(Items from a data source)
****

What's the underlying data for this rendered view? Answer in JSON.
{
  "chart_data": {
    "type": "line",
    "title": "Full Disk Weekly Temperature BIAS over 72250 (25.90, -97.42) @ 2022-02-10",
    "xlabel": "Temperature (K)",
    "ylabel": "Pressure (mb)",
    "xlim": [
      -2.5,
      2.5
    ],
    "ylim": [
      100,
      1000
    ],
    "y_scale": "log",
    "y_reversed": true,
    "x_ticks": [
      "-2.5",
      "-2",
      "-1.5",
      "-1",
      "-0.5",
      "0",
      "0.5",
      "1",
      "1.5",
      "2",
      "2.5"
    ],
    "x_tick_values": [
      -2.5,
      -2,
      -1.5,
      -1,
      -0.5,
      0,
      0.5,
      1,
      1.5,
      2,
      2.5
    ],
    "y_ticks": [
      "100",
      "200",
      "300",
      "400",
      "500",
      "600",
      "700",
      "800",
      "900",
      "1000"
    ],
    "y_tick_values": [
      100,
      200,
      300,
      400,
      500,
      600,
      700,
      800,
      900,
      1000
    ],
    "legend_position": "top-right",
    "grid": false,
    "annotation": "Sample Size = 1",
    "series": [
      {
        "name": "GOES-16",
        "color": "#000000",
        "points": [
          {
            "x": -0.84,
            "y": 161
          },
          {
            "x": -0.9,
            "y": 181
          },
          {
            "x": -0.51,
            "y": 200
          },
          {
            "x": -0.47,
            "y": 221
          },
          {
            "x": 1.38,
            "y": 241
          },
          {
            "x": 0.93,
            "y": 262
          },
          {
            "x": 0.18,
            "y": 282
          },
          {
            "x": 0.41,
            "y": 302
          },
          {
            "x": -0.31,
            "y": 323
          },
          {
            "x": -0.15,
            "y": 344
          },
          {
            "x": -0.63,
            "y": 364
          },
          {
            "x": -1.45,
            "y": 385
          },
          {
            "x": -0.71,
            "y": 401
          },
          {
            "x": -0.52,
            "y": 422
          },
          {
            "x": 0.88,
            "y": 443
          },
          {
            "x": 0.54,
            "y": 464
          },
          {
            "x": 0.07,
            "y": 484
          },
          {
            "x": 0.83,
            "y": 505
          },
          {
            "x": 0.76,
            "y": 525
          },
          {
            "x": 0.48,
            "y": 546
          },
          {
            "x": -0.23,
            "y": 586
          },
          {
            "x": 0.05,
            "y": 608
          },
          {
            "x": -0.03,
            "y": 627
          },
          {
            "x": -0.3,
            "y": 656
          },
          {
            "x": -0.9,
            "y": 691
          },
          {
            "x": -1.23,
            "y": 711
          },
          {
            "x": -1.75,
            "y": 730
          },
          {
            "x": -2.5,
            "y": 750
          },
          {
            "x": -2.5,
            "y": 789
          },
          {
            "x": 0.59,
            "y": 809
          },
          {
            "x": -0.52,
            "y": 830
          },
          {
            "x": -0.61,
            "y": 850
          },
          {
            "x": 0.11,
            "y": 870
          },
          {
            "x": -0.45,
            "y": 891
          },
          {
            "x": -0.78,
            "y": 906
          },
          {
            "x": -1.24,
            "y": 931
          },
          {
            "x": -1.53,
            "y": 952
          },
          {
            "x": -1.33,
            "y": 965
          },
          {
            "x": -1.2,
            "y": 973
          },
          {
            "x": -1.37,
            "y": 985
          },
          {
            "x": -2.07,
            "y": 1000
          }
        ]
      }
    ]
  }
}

****

JOB ▸ Your task is to print the whole listing again exactly.

THE COMPLETED TASK ▸
What's the underlying data for this rendered view? Answer in JSON.
{
  "chart_data": {
    "type": "line",
    "title": "Full Disk Weekly Temperature BIAS over 72250 (25.90, -97.42) @ 2022-02-10",
    "xlabel": "Temperature (K)",
    "ylabel": "Pressure (mb)",
    "xlim": [
      -2.5,
      2.5
    ],
    "ylim": [
      100,
      1000
    ],
    "y_scale": "log",
    "y_reversed": true,
    "x_ticks": [
      "-2.5",
      "-2",
      "-1.5",
      "-1",
      "-0.5",
      "0",
      "0.5",
      "1",
      "1.5",
      "2",
      "2.5"
    ],
    "x_tick_values": [
      -2.5,
      -2,
      -1.5,
      -1,
      -0.5,
      0,
      0.5,
      1,
      1.5,
      2,
      2.5
    ],
    "y_ticks": [
      "100",
      "200",
      "300",
      "400",
      "500",
      "600",
      "700",
      "800",
      "900",
      "1000"
    ],
    "y_tick_values": [
      100,
      200,
      300,
      400,
      500,
      600,
      700,
      800,
      900,
      1000
    ],
    "legend_position": "top-right",
    "grid": false,
    "annotation": "Sample Size = 1",
    "series": [
      {
        "name": "GOES-16",
        "color": "#000000",
        "points": [
          {
            "x": -0.84,
            "y": 161
          },
          {
            "x": -0.9,
            "y": 181
          },
          {
            "x": -0.51,
            "y": 200
          },
          {
            "x": -0.47,
            "y": 221
          },
          {
            "x": 1.38,
            "y": 241
          },
          {
            "x": 0.93,
            "y": 262
          },
          {
            "x": 0.18,
            "y": 282
          },
          {
            "x": 0.41,
            "y": 302
          },
          {
            "x": -0.31,
            "y": 323
          },
          {
            "x": -0.15,
            "y": 344
          },
          {
            "x": -0.63,
            "y": 364
          },
          {
            "x": -1.45,
            "y": 385
          },
          {
            "x": -0.71,
            "y": 401
          },
          {
            "x": -0.52,
            "y": 422
          },
          {
            "x": 0.88,
            "y": 443
          },
          {
            "x": 0.54,
            "y": 464
          },
          {
            "x": 0.07,
            "y": 484
          },
          {
            "x": 0.83,
            "y": 505
          },
          {
            "x": 0.76,
            "y": 525
          },
          {
            "x": 0.48,
            "y": 546
          },
          {
            "x": -0.23,
            "y": 586
          },
          {
            "x": 0.05,
            "y": 608
          },
          {
            "x": -0.03,
            "y": 627
          },
          {
            "x": -0.3,
            "y": 656
          },
          {
            "x": -0.9,
            "y": 691
          },
          {
            "x": -1.23,
            "y": 711
          },
          {
            "x": -1.75,
            "y": 730
          },
          {
            "x": -2.5,
            "y": 750
          },
          {
            "x": -2.5,
            "y": 789
          },
          {
            "x": 0.59,
            "y": 809
          },
          {
            "x": -0.52,
            "y": 830
          },
          {
            "x": -0.61,
            "y": 850
          },
          {
            "x": 0.11,
            "y": 870
          },
          {
            "x": -0.45,
            "y": 891
          },
          {
            "x": -0.78,
            "y": 906
          },
          {
            "x": -1.24,
            "y": 931
          },
          {
            "x": -1.53,
            "y": 952
          },
          {
            "x": -1.33,
            "y": 965
          },
          {
            "x": -1.2,
            "y": 973
          },
          {
            "x": -1.37,
            "y": 985
          },
          {
            "x": -2.07,
            "y": 1000
          }
        ]
      }
    ]
  }
}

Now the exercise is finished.